**Task description**
Please quote every line word for word.

**Information shown**
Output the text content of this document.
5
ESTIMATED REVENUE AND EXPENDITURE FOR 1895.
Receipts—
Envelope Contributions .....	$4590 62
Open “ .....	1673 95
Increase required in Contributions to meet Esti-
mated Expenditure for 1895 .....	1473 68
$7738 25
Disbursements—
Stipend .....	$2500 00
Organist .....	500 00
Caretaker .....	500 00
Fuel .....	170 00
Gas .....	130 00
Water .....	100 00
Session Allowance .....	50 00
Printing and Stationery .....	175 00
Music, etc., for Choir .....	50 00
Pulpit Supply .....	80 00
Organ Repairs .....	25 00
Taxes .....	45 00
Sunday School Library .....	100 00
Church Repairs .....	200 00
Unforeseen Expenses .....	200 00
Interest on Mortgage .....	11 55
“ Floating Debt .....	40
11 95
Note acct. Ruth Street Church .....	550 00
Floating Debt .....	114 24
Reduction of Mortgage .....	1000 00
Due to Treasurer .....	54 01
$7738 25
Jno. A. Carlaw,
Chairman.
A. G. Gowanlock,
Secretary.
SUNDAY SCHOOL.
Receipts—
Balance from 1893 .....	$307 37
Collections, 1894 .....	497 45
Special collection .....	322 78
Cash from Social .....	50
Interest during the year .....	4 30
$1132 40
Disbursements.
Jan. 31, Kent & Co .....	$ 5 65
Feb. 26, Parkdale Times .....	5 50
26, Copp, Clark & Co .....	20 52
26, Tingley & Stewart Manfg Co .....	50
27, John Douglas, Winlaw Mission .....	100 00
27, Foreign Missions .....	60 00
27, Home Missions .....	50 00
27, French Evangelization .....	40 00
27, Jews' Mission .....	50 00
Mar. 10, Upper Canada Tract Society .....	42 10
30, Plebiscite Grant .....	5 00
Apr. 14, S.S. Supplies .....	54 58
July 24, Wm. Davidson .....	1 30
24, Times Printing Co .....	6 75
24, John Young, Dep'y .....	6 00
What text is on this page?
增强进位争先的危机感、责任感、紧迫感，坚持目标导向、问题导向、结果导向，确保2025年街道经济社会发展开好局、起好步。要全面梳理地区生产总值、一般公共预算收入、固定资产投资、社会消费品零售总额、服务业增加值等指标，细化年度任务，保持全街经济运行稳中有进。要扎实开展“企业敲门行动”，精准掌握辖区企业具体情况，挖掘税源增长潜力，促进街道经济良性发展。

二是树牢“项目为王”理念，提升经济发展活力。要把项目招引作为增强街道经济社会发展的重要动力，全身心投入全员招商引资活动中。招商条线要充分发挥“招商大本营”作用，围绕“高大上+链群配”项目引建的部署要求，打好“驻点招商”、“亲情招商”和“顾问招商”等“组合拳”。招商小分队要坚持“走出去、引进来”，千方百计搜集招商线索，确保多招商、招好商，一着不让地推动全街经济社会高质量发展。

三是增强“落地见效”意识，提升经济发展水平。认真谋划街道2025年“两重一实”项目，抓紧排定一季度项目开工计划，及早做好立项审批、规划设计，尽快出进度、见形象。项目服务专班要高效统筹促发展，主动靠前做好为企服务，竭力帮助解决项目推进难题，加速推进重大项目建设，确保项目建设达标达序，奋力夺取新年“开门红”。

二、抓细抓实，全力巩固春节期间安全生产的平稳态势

**Task answer**
Output the text content of this document.
5
ESTIMATED REVENUE AND EXPENDITURE FOR 1895.
Receipts—
Envelope Contributions .....	$4590 62
Open “ .....	1673 95
Increase required in Contributions to meet Esti-
mated Expenditure for 1895 .....	1473 68
$7738 25
Disbursements—
Stipend .....	$2500 00
Organist .....	500 00
Caretaker .....	500 00
Fuel .....	170 00
Gas .....	130 00
Water .....	100 00
Session Allowance .....	50 00
Printing and Stationery .....	175 00
Music, etc., for Choir .....	50 00
Pulpit Supply .....	80 00
Organ Repairs .....	25 00
Taxes .....	45 00
Sunday School Library .....	100 00
Church Repairs .....	200 00
Unforeseen Expenses .....	200 00
Interest on Mortgage .....	11 55
“ Floating Debt .....	40
11 95
Note acct. Ruth Street Church .....	550 00
Floating Debt .....	114 24
Reduction of Mortgage .....	1000 00
Due to Treasurer .....	54 01
$7738 25
Jno. A. Carlaw,
Chairman.
A. G. Gowanlock,
Secretary.
SUNDAY SCHOOL.
Receipts—
Balance from 1893 .....	$307 37
Collections, 1894 .....	497 45
Special collection .....	322 78
Cash from Social .....	50
Interest during the year .....	4 30
$1132 40
Disbursements.
Jan. 31, Kent & Co .....	$ 5 65
Feb. 26, Parkdale Times .....	5 50
26, Copp, Clark & Co .....	20 52
26, Tingley & Stewart Manfg Co .....	50
27, John Douglas, Winlaw Mission .....	100 00
27, Foreign Missions .....	60 00
27, Home Missions .....	50 00
27, French Evangelization .....	40 00
27, Jews' Mission .....	50 00
Mar. 10, Upper Canada Tract Society .....	42 10
30, Plebiscite Grant .....	5 00
Apr. 14, S.S. Supplies .....	54 58
July 24, Wm. Davidson .....	1 30
24, Times Printing Co .....	6 75
24, John Young, Dep'y .....	6 00
What text is on this page?
增强进位争先的危机感、责任感、紧迫感，坚持目标导向、问题导向、结果导向，确保2025年街道经济社会发展开好局、起好步。要全面梳理地区生产总值、一般公共预算收入、固定资产投资、社会消费品零售总额、服务业增加值等指标，细化年度任务，保持全街经济运行稳中有进。要扎实开展“企业敲门行动”，精准掌握辖区企业具体情况，挖掘税源增长潜力，促进街道经济良性发展。

二是树牢“项目为王”理念，提升经济发展活力。要把项目招引作为增强街道经济社会发展的重要动力，全身心投入全员招商引资活动中。招商条线要充分发挥“招商大本营”作用，围绕“高大上+链群配”项目引建的部署要求，打好“驻点招商”、“亲情招商”和“顾问招商”等“组合拳”。招商小分队要坚持“走出去、引进来”，千方百计搜集招商线索，确保多招商、招好商，一着不让地推动全街经济社会高质量发展。

三是增强“落地见效”意识，提升经济发展水平。认真谋划街道2025年“两重一实”项目，抓紧排定一季度项目开工计划，及早做好立项审批、规划设计，尽快出进度、见形象。项目服务专班要高效统筹促发展，主动靠前做好为企服务，竭力帮助解决项目推进难题，加速推进重大项目建设，确保项目建设达标达序，奋力夺取新年“开门红”。

二、抓细抓实，全力巩固春节期间安全生产的平稳态势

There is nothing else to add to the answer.